** INSTRUCTIONS TO FOLLOW **
Give the number of lines containing the word "this" and nothing more.

───── AVAILABLE RECORDS ─────

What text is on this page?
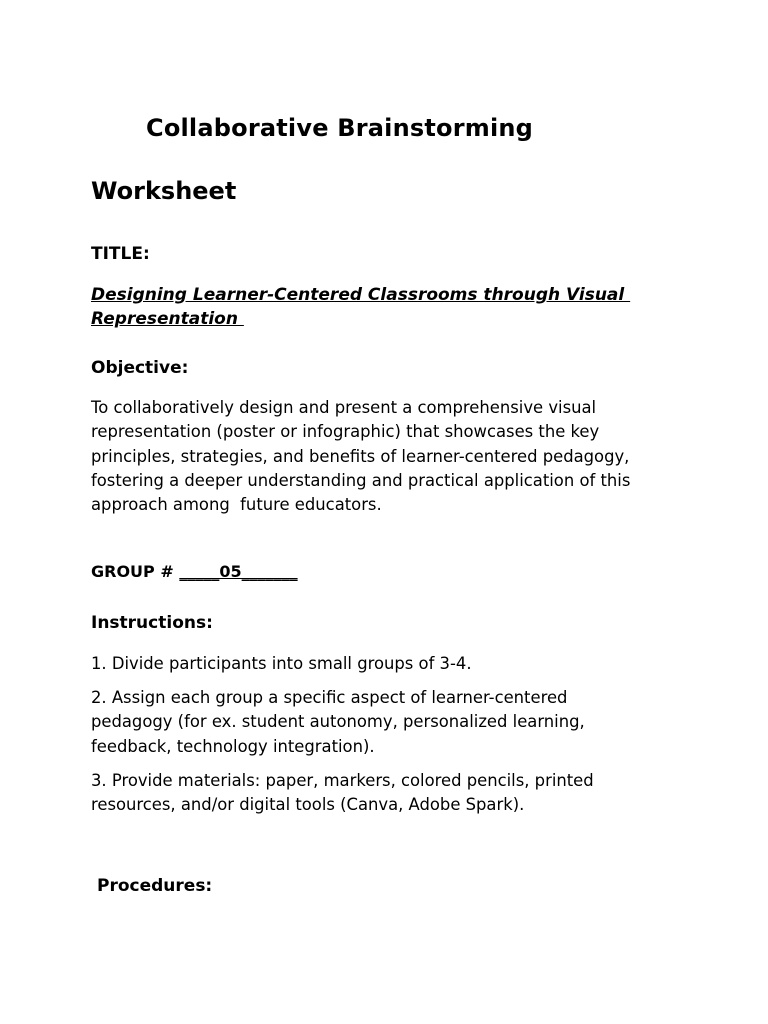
Collaborative Brainstorming
Worksheet
TITLE:
Designing Learner-Centered Classrooms through Visual
Representation
Objective:
To collaboratively design and present a comprehensive visual
representation (poster or infographic) that showcases the key
principles, strategies, and benefits of learner-centered pedagogy,
fostering a deeper understanding and practical application of this
approach among  future educators.
GROUP # _____05_______
Instructions:
1. Divide participants into small groups of 3-4.
2. Assign each group a specific aspect of learner-centered
pedagogy (for ex. student autonomy, personalized learning,
feedback, technology integration).
3. Provide materials: paper, markers, colored pencils, printed
resources, and/or digital tools (Canva, Adobe Spark).
Procedures:
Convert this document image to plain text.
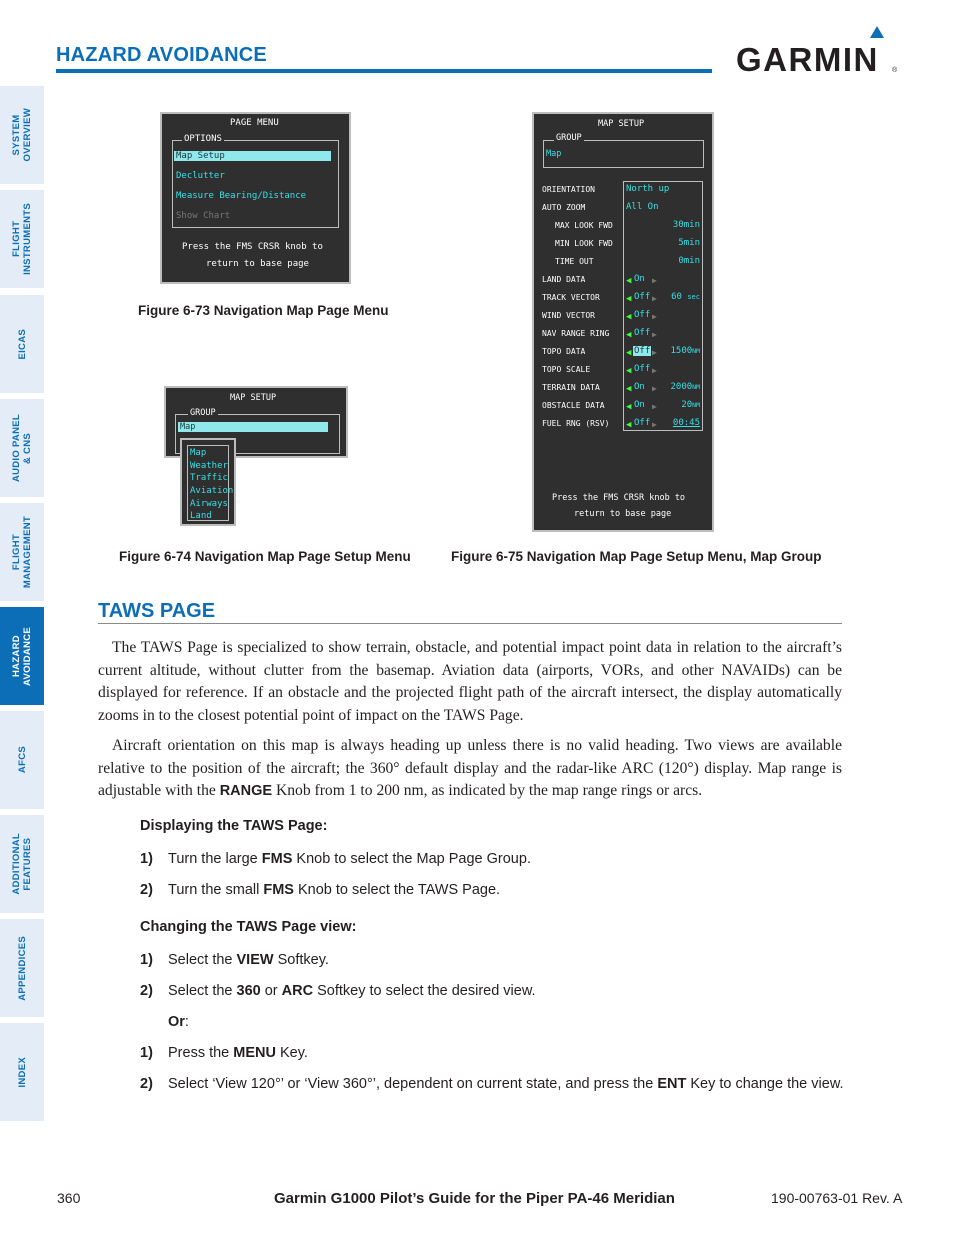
HAZARD AVOIDANCE	GARMIN ®
SYSTEM
OVERVIEW
FLIGHT
INSTRUMENTS
EICAS
AUDIO PANEL
& CNS
FLIGHT
MANAGEMENT
HAZARD
AVOIDANCE
AFCS
ADDITIONAL
FEATURES
APPENDICES
INDEX
PAGE MENU
OPTIONS
Map Setup
Declutter
Measure Bearing/Distance
Show Chart
Press the FMS CRSR knob to
return to base page
Figure 6-73 Navigation Map Page Menu
MAP SETUP
GROUP
Map
Map
Weather
Traffic
Aviation
Airways
Land
Figure 6-74 Navigation Map Page Setup Menu
MAP SETUP
GROUP
Map
ORIENTATION	North up
AUTO ZOOM	All On
MAX LOOK FWD	30min
MIN LOOK FWD	5min
TIME OUT	0min
LAND DATA	◀ On ▶
TRACK VECTOR	◀ Off ▶ 60 sec
WIND VECTOR	◀ Off ▶
NAV RANGE RING ◀ Off ▶
TOPO DATA	◀ Off ▶ 1500NM
TOPO SCALE	◀ Off ▶
TERRAIN DATA	◀ On ▶ 2000NM
OBSTACLE DATA ◀ On ▶	20NM
FUEL RNG (RSV) ◀ Off ▶ 00:45
Press the FMS CRSR knob to
return to base page
Figure 6-75 Navigation Map Page Setup Menu, Map Group
TAWS PAGE
The TAWS Page is specialized to show terrain, obstacle, and potential impact point data in relation to the aircraft’s current altitude, without clutter from the basemap. Aviation data (airports, VORs, and other NAVAIDs) can be displayed for reference. If an obstacle and the projected flight path of the aircraft intersect, the display automatically zooms in to the closest potential point of impact on the TAWS Page.
Aircraft orientation on this map is always heading up unless there is no valid heading. Two views are available relative to the position of the aircraft; the 360° default display and the radar-like ARC (120°) display. Map range is adjustable with the RANGE Knob from 1 to 200 nm, as indicated by the map range rings or arcs.
Displaying the TAWS Page:
1) Turn the large FMS Knob to select the Map Page Group.
2) Turn the small FMS Knob to select the TAWS Page.
Changing the TAWS Page view:
1) Select the VIEW Softkey.
2) Select the 360 or ARC Softkey to select the desired view.
Or:
1) Press the MENU Key.
2) Select ‘View 120°’ or ‘View 360°’, dependent on current state, and press the ENT Key to change the view.
360	Garmin G1000 Pilot’s Guide for the Piper PA-46 Meridian	190-00763-01 Rev. A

─────

** THE OUTPUT **
4